> **Supplied material**:
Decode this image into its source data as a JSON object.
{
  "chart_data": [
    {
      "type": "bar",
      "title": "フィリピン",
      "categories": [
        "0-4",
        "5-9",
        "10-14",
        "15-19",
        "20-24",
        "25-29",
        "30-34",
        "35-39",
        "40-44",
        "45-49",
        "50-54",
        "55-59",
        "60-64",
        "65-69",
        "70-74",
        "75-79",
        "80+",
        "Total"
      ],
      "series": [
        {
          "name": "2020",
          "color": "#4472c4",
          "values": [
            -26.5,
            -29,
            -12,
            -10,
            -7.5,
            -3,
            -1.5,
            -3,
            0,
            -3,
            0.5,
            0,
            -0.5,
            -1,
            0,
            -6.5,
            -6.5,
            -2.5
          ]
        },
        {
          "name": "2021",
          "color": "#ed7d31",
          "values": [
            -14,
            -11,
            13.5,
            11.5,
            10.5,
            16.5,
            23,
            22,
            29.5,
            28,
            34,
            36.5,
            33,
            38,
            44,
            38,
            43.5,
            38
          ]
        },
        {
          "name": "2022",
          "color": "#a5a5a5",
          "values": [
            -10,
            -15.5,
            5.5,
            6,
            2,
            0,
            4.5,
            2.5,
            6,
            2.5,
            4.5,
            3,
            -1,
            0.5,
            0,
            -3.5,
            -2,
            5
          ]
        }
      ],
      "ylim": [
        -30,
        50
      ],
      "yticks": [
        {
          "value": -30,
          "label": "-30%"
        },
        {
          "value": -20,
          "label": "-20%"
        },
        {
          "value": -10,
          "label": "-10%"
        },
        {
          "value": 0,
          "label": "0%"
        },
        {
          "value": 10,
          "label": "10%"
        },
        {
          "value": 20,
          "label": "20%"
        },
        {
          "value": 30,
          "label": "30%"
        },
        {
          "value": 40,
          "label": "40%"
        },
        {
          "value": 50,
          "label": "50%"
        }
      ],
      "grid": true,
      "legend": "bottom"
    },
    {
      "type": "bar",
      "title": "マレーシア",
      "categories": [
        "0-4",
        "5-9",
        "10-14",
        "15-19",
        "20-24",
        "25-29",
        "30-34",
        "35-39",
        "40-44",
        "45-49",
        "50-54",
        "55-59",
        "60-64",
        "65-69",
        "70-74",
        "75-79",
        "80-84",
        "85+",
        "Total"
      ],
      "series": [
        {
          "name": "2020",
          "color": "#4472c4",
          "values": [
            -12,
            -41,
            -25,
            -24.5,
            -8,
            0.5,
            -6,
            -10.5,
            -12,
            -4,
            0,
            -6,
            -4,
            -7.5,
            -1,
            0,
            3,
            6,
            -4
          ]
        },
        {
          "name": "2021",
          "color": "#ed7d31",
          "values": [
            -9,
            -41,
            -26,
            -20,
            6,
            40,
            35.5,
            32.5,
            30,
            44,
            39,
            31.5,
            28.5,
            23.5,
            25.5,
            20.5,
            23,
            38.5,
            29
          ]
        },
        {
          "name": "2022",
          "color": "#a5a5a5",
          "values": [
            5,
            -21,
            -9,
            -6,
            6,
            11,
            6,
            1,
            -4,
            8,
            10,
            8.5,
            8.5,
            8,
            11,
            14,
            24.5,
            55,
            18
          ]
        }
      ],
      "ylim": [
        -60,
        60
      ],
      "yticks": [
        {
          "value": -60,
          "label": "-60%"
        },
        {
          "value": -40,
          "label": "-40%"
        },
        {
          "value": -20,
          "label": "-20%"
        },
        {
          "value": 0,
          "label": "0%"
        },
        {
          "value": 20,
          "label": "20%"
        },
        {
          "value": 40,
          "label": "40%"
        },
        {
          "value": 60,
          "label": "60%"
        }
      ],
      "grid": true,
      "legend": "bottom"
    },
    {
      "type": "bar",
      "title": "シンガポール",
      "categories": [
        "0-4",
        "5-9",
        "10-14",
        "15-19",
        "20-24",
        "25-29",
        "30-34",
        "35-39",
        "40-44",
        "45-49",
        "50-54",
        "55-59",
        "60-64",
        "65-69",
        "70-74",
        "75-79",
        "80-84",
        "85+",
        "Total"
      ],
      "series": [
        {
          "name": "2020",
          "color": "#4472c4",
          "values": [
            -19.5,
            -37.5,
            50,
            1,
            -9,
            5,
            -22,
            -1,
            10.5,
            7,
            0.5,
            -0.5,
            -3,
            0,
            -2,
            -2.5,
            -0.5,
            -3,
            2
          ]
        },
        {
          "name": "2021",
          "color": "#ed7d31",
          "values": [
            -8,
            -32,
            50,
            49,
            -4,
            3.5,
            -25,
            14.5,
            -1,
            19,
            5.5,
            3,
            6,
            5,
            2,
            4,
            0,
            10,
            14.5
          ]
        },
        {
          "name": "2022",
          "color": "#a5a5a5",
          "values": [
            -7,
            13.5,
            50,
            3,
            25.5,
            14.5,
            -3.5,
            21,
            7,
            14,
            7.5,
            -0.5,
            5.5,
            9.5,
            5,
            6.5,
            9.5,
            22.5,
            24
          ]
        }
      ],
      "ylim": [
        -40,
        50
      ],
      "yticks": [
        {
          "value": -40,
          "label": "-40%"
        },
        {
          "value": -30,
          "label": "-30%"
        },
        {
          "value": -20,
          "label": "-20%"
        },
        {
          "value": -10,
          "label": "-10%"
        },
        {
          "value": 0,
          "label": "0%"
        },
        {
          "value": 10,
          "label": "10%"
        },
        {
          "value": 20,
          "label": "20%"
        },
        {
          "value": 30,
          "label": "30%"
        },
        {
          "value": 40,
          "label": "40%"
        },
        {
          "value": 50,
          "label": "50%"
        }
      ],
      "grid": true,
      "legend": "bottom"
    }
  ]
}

> **The exercise**: Can you reproduce all the material exactly?

> **Solution to the problem**:
Decode this image into its source data as a JSON object.
{
  "chart_data": [
    {
      "type": "bar",
      "title": "フィリピン",
      "categories": [
        "0-4",
        "5-9",
        "10-14",
        "15-19",
        "20-24",
        "25-29",
        "30-34",
        "35-39",
        "40-44",
        "45-49",
        "50-54",
        "55-59",
        "60-64",
        "65-69",
        "70-74",
        "75-79",
        "80+",
        "Total"
      ],
      "series": [
        {
          "name": "2020",
          "color": "#4472c4",
          "values": [
            -26.5,
            -29,
            -12,
            -10,
            -7.5,
            -3,
            -1.5,
            -3,
            0,
            -3,
            0.5,
            0,
            -0.5,
            -1,
            0,
            -6.5,
            -6.5,
            -2.5
          ]
        },
        {
          "name": "2021",
          "color": "#ed7d31",
          "values": [
            -14,
            -11,
            13.5,
            11.5,
            10.5,
            16.5,
            23,
            22,
            29.5,
            28,
            34,
            36.5,
            33,
            38,
            44,
            38,
            43.5,
            38
          ]
        },
        {
          "name": "2022",
          "color": "#a5a5a5",
          "values": [
            -10,
            -15.5,
            5.5,
            6,
            2,
            0,
            4.5,
            2.5,
            6,
            2.5,
            4.5,
            3,
            -1,
            0.5,
            0,
            -3.5,
            -2,
            5
          ]
        }
      ],
      "ylim": [
        -30,
        50
      ],
      "yticks": [
        {
          "value": -30,
          "label": "-30%"
        },
        {
          "value": -20,
          "label": "-20%"
        },
        {
          "value": -10,
          "label": "-10%"
        },
        {
          "value": 0,
          "label": "0%"
        },
        {
          "value": 10,
          "label": "10%"
        },
        {
          "value": 20,
          "label": "20%"
        },
        {
          "value": 30,
          "label": "30%"
        },
        {
          "value": 40,
          "label": "40%"
        },
        {
          "value": 50,
          "label": "50%"
        }
      ],
      "grid": true,
      "legend": "bottom"
    },
    {
      "type": "bar",
      "title": "マレーシア",
      "categories": [
        "0-4",
        "5-9",
        "10-14",
        "15-19",
        "20-24",
        "25-29",
        "30-34",
        "35-39",
        "40-44",
        "45-49",
        "50-54",
        "55-59",
        "60-64",
        "65-69",
        "70-74",
        "75-79",
        "80-84",
        "85+",
        "Total"
      ],
      "series": [
        {
          "name": "2020",
          "color": "#4472c4",
          "values": [
            -12,
            -41,
            -25,
            -24.5,
            -8,
            0.5,
            -6,
            -10.5,
            -12,
            -4,
            0,
            -6,
            -4,
            -7.5,
            -1,
            0,
            3,
            6,
            -4
          ]
        },
        {
          "name": "2021",
          "color": "#ed7d31",
          "values": [
            -9,
            -41,
            -26,
            -20,
            6,
            40,
            35.5,
            32.5,
            30,
            44,
            39,
            31.5,
            28.5,
            23.5,
            25.5,
            20.5,
            23,
            38.5,
            29
          ]
        },
        {
          "name": "2022",
          "color": "#a5a5a5",
          "values": [
            5,
            -21,
            -9,
            -6,
            6,
            11,
            6,
            1,
            -4,
            8,
            10,
            8.5,
            8.5,
            8,
            11,
            14,
            24.5,
            55,
            18
          ]
        }
      ],
      "ylim": [
        -60,
        60
      ],
      "yticks": [
        {
          "value": -60,
          "label": "-60%"
        },
        {
          "value": -40,
          "label": "-40%"
        },
        {
          "value": -20,
          "label": "-20%"
        },
        {
          "value": 0,
          "label": "0%"
        },
        {
          "value": 20,
          "label": "20%"
        },
        {
          "value": 40,
          "label": "40%"
        },
        {
          "value": 60,
          "label": "60%"
        }
      ],
      "grid": true,
      "legend": "bottom"
    },
    {
      "type": "bar",
      "title": "シンガポール",
      "categories": [
        "0-4",
        "5-9",
        "10-14",
        "15-19",
        "20-24",
        "25-29",
        "30-34",
        "35-39",
        "40-44",
        "45-49",
        "50-54",
        "55-59",
        "60-64",
        "65-69",
        "70-74",
        "75-79",
        "80-84",
        "85+",
        "Total"
      ],
      "series": [
        {
          "name": "2020",
          "color": "#4472c4",
          "values": [
            -19.5,
            -37.5,
            50,
            1,
            -9,
            5,
            -22,
            -1,
            10.5,
            7,
            0.5,
            -0.5,
            -3,
            0,
            -2,
            -2.5,
            -0.5,
            -3,
            2
          ]
        },
        {
          "name": "2021",
          "color": "#ed7d31",
          "values": [
            -8,
            -32,
            50,
            49,
            -4,
            3.5,
            -25,
            14.5,
            -1,
            19,
            5.5,
            3,
            6,
            5,
            2,
            4,
            0,
            10,
            14.5
          ]
        },
        {
          "name": "2022",
          "color": "#a5a5a5",
          "values": [
            -7,
            13.5,
            50,
            3,
            25.5,
            14.5,
            -3.5,
            21,
            7,
            14,
            7.5,
            -0.5,
            5.5,
            9.5,
            5,
            6.5,
            9.5,
            22.5,
            24
          ]
        }
      ],
      "ylim": [
        -40,
        50
      ],
      "yticks": [
        {
          "value": -40,
          "label": "-40%"
        },
        {
          "value": -30,
          "label": "-30%"
        },
        {
          "value": -20,
          "label": "-20%"
        },
        {
          "value": -10,
          "label": "-10%"
        },
        {
          "value": 0,
          "label": "0%"
        },
        {
          "value": 10,
          "label": "10%"
        },
        {
          "value": 20,
          "label": "20%"
        },
        {
          "value": 30,
          "label": "30%"
        },
        {
          "value": 40,
          "label": "40%"
        },
        {
          "value": 50,
          "label": "50%"
        }
      ],
      "grid": true,
      "legend": "bottom"
    }
  ]
}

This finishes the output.